• **What this task involves**: Output the line that contains "Read this page and output its text content." and every line after it to the end of the entries, with nothing added or left out.

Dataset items
_ _ _ _ _ _ _
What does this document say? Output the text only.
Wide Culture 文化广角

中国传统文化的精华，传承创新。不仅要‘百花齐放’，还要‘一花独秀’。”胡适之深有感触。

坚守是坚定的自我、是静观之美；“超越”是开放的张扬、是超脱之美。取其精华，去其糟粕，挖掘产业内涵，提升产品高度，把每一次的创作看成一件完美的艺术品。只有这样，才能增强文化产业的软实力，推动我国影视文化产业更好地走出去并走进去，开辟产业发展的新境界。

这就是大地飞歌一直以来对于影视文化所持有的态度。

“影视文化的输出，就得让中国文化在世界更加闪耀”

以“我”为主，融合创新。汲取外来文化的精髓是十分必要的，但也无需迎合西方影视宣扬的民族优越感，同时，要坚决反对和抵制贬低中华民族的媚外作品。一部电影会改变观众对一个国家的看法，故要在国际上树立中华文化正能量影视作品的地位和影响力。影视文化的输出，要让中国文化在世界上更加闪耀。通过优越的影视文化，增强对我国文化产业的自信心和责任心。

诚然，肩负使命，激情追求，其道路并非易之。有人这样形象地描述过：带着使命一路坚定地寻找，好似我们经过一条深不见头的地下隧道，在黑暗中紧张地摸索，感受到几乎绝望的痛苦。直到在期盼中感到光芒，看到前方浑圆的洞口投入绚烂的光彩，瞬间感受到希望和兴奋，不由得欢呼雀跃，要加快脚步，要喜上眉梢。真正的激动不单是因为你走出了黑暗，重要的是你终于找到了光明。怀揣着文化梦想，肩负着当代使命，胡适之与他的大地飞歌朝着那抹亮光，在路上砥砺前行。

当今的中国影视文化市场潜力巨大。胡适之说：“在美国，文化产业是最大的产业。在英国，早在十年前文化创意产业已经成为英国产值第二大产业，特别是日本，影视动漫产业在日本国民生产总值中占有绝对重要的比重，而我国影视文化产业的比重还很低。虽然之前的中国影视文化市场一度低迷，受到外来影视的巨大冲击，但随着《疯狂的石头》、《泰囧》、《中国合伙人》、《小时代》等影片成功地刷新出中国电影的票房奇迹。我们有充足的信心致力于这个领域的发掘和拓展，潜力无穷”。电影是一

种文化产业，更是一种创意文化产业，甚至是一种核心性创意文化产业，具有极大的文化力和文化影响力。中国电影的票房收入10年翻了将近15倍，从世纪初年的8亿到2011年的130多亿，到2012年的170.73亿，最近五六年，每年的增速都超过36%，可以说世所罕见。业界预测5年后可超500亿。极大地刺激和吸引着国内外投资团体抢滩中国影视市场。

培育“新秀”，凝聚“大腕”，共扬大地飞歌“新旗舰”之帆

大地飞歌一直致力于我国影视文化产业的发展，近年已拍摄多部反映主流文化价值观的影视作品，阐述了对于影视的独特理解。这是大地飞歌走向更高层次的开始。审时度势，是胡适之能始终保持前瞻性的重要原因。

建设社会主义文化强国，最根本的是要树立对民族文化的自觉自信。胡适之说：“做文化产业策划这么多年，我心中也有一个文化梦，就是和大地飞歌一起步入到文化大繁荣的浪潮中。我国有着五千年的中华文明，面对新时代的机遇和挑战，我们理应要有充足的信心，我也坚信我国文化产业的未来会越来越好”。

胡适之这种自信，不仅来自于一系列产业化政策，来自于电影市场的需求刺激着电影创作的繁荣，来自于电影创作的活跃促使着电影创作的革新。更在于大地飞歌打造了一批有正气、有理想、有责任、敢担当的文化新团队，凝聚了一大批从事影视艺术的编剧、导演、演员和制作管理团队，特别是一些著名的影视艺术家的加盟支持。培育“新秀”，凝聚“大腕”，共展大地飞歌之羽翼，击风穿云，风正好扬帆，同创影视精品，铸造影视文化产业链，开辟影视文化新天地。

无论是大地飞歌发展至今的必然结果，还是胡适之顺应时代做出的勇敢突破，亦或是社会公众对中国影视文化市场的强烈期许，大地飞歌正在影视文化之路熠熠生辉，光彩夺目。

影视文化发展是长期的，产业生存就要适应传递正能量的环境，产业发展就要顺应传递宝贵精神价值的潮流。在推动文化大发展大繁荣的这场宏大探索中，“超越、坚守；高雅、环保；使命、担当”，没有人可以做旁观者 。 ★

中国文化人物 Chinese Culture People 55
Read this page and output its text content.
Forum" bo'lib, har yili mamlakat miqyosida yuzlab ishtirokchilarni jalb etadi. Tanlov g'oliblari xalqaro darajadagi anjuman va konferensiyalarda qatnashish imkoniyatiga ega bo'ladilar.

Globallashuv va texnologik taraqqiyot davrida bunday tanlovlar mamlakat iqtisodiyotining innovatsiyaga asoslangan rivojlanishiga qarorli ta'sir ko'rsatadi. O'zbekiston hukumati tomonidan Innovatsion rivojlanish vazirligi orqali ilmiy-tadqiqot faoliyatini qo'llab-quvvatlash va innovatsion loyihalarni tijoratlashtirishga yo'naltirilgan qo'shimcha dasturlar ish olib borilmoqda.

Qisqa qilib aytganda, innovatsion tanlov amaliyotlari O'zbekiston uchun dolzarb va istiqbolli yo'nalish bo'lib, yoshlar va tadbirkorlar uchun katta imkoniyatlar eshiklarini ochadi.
_ _ _ _ _ _ _
• **Solution to this problem**:
Read this page and output its text content.
Forum" bo'lib, har yili mamlakat miqyosida yuzlab ishtirokchilarni jalb etadi. Tanlov g'oliblari xalqaro darajadagi anjuman va konferensiyalarda qatnashish imkoniyatiga ega bo'ladilar.

Globallashuv va texnologik taraqqiyot davrida bunday tanlovlar mamlakat iqtisodiyotining innovatsiyaga asoslangan rivojlanishiga qarorli ta'sir ko'rsatadi. O'zbekiston hukumati tomonidan Innovatsion rivojlanish vazirligi orqali ilmiy-tadqiqot faoliyatini qo'llab-quvvatlash va innovatsion loyihalarni tijoratlashtirishga yo'naltirilgan qo'shimcha dasturlar ish olib borilmoqda.

Qisqa qilib aytganda, innovatsion tanlov amaliyotlari O'zbekiston uchun dolzarb va istiqbolli yo'nalish bo'lib, yoshlar va tadbirkorlar uchun katta imkoniyatlar eshiklarini ochadi.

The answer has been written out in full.